═════ TRECHO DO DOCUMENTO ═════

E não porque houve uma revisão histórica do seu legado presidencial, mas exatamente por aquilo que ele fez fora do cargo, inspirado pelo pouco que deu certo nele
O Centro Carter foi convidado em 1998 para enviar observadores para atestar a lisura das eleições presidenciais daquele ano, vencidas por Chávez, e a partir de então analisou o processo eleitoral no país muitas outras vezes. Em 2002, novamente ganhou pontos com o chavismo ao mediar a crise política que se seguiu a um golpe fracassado contra Chávez. Em parceria com a ONU e com a Organização dos Estados Americanos (OEA), o Centro Carter convenceu Chávez a realizar um referendo dois anos depois para dar aos venezuelanos a chance de tirá-lo ou não do poder. Chávez venceu o referendo, que contou com a validação do Centro Carter, apesar de sérias contestações sobre a credibilidade do processo.
A oposição venezuelana, com uma boa dose de razão, muitas vezes se viu frustrada pelo comedimento do Centro Carter em apontar problemas nos sempre injustos processos eleitorais venezuelanos conduzidos pelos governos chavistas. Mas exatamente por essa avaliação sempre ter sido comedida, sem apontar fraude a toda hora, o impacto do relatório do Centro Carter sobre a última eleição, em que Maduro se declarou vencedor, acabou sendo muito maior.
Maduro, em sua preparação para roubar na cara dura o pleito realizado em julho passado, recusou a presença de quase todos os observadores internacionais. Os primeiros a serem barrados foram os auditores da União Europeia, por conta das críticas dos países do bloco às violações dos direitos políticos da oposição venezuelana. O Centro Carter foi a única organização internacional que recebeu autorização para acompanhar a votação. Dias antes do pleito, o ministro da Defesa da Venezuela, Vladimir Padrino, recebeu os técnicos do instituto americano e declarou: "O centro conquistou prestígio em todo mundo não apenas em tarefas de eleições, mas também em tarefas para promover a democracia."

═════

» OBJETIVO DO EXERCÍCIO:
Prossiga com o texto acima sobre o Centro Carter e as eleições na Venezuela, começando logo após a última frase.

═════ DADOS PARA ANÁLISE ═════

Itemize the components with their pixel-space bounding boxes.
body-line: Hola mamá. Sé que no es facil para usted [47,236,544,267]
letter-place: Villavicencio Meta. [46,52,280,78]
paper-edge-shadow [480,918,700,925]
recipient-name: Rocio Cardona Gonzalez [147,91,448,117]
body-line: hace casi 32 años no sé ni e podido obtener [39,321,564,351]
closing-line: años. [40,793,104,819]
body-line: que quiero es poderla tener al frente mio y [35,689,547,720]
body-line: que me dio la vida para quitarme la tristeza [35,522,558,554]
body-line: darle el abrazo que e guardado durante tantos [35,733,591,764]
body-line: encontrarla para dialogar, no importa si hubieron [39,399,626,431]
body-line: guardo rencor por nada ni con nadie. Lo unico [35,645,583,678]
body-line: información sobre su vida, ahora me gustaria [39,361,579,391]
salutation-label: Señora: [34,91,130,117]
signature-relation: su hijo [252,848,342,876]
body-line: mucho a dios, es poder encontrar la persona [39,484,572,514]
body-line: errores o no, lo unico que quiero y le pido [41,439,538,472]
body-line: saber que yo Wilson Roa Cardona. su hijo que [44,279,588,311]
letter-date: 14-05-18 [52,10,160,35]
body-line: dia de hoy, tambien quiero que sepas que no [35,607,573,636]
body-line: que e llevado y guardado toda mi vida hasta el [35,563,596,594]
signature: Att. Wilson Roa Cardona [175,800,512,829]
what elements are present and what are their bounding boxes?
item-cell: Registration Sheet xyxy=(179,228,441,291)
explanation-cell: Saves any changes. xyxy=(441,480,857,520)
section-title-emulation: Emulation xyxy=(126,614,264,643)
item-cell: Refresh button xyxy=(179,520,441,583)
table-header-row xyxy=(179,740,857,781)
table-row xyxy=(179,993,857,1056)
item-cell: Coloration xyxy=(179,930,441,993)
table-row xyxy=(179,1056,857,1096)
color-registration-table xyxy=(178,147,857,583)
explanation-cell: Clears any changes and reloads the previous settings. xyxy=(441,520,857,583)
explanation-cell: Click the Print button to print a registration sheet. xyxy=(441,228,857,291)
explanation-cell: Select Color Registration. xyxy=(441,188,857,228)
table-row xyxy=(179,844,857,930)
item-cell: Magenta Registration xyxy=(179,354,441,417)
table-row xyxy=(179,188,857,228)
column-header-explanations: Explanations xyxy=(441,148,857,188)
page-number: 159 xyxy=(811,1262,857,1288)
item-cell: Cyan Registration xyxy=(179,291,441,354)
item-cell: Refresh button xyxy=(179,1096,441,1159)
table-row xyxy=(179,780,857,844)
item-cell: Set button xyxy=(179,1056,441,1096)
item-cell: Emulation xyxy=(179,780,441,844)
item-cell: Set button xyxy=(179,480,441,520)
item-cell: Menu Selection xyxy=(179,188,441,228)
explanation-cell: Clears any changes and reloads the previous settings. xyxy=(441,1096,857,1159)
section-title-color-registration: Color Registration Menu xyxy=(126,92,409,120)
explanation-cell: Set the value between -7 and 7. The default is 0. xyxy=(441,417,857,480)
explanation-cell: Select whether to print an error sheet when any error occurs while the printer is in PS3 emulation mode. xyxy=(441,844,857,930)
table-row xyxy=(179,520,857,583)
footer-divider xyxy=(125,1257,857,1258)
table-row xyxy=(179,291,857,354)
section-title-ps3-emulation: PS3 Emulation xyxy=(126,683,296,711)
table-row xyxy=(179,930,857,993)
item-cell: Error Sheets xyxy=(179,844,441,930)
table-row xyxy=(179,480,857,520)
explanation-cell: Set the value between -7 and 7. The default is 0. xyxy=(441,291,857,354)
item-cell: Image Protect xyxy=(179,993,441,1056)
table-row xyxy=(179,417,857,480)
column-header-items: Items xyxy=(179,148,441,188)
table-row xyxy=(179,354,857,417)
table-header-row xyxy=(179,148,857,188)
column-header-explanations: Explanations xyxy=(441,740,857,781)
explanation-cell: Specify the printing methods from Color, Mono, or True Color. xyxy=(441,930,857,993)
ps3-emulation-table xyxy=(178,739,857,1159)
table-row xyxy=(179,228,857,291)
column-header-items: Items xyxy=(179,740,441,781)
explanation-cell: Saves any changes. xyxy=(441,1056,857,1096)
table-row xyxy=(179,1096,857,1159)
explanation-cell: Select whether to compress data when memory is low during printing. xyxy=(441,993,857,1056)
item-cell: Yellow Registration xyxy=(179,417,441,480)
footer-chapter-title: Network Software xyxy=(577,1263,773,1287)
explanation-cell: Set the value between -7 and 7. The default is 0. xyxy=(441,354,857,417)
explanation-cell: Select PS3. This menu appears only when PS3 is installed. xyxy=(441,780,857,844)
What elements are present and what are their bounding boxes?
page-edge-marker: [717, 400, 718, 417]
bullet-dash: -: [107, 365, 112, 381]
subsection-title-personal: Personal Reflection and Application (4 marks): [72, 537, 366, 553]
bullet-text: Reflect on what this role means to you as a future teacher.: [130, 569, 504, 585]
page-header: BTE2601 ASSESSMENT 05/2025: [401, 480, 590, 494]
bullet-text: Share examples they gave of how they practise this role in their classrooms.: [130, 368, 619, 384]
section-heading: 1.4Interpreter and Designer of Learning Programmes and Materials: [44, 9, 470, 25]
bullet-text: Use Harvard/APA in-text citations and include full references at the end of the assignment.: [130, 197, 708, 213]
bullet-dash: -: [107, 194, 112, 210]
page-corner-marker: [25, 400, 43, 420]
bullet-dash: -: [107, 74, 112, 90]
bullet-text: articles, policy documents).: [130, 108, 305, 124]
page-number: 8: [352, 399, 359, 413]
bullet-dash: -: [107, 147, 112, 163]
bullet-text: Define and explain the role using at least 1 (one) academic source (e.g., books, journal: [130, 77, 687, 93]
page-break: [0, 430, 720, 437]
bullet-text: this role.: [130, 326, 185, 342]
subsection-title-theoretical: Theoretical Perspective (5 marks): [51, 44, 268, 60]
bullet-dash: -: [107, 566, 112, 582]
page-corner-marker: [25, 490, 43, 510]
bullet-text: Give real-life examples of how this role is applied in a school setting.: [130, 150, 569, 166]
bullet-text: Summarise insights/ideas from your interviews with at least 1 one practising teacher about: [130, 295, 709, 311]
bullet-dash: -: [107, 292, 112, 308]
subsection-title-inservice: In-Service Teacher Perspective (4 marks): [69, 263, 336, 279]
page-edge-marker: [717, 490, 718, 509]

═════

» RESPOSTA ESCRITA:
Mas o elogio do governo chavista durou pouco. Após a eleição fraudulenta, em que o órgão eleitoral venezuelano se recusou a apresentar os boletins de urna para confirmar a autodeclarada vitória de Maduro, o Centro Carter anunciou que a eleição "não atendeu aos padrões internacionais de integridade e não pode ser considerada democrática". E mais: "A falha da autoridade eleitoral em anunciar resultados desagregados por seção eleitoral constitui uma grave violação dos princípios eleitorais". O ditador Maduro, é claro, não gostou, e acusou o Centro Carter de já ter o informe escrito antes mesmo das eleições.
Mas o mais importante foi o papel desempenhado pelo Centro Carter em outubro, quando apresentou na OEA as provas de que o verdadeiro vitorioso nas eleições da Venezuela foi o opositor Edmundo González Urrutia. Tratam-se das atas das urnas que haviam sido reunidas por voluntários em mais de 80% das sessões eleitorais e que haviam sido divulgadas online pela oposição. Apesar de essas evidências já serem de conhecido público, a auditoria independente feita pelo Centro Carter para atestar a veracidade dessas atas foi essencial e tornou a fraude eleitoral venezuelana um fato incontestável. Na reunião na OEA, a conselheira sênior do Carter Center para a América Latina, Jennie Lincoln, chegou a mostrar exemplares originais dos boletins de urna que compõem o conjunto de provas da vitória da oposição.
Em tempo: em novembro de 2022, o Centro Carter atestou a lisura da eleição presidencial brasileira, após auditoria nas urnas eletrônicas, na análise do arcabouço jurídico-eleitoral e da observação do processo de votação em si. A organização já participou como observadora independente em 124 eleições em 43 países.